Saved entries
━━━━━━━━━━

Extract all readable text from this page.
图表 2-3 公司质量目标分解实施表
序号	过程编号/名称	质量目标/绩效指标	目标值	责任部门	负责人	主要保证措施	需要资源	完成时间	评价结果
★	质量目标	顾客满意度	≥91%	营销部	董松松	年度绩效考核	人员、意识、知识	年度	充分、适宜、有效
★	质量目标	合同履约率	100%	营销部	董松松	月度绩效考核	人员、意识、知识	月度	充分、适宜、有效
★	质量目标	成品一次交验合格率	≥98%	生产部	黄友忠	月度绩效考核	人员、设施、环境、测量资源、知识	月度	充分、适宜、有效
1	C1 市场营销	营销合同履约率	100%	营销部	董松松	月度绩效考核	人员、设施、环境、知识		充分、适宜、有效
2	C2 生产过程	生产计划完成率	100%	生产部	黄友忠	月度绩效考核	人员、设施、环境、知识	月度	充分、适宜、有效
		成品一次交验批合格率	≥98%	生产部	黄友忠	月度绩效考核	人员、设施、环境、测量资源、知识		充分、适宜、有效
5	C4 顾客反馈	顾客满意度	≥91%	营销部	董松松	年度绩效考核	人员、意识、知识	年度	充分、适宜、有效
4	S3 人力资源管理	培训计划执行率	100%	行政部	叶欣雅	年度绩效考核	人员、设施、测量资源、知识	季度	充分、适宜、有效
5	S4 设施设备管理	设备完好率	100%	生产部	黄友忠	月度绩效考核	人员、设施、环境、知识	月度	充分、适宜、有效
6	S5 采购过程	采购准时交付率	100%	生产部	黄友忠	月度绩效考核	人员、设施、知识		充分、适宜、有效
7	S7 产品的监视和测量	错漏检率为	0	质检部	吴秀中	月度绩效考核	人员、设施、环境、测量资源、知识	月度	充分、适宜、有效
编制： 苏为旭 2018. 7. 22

━━━━━━━━━━

| Your objective |
Pull out each line holding the string "顾客满意度".

| Written solution |
★	质量目标	顾客满意度	≥91%	营销部	董松松	年度绩效考核	人员、意识、知识	年度	充分、适宜、有效
5	C4 顾客反馈	顾客满意度	≥91%	营销部	董松松	年度绩效考核	人员、意识、知识	年度	充分、适宜、有效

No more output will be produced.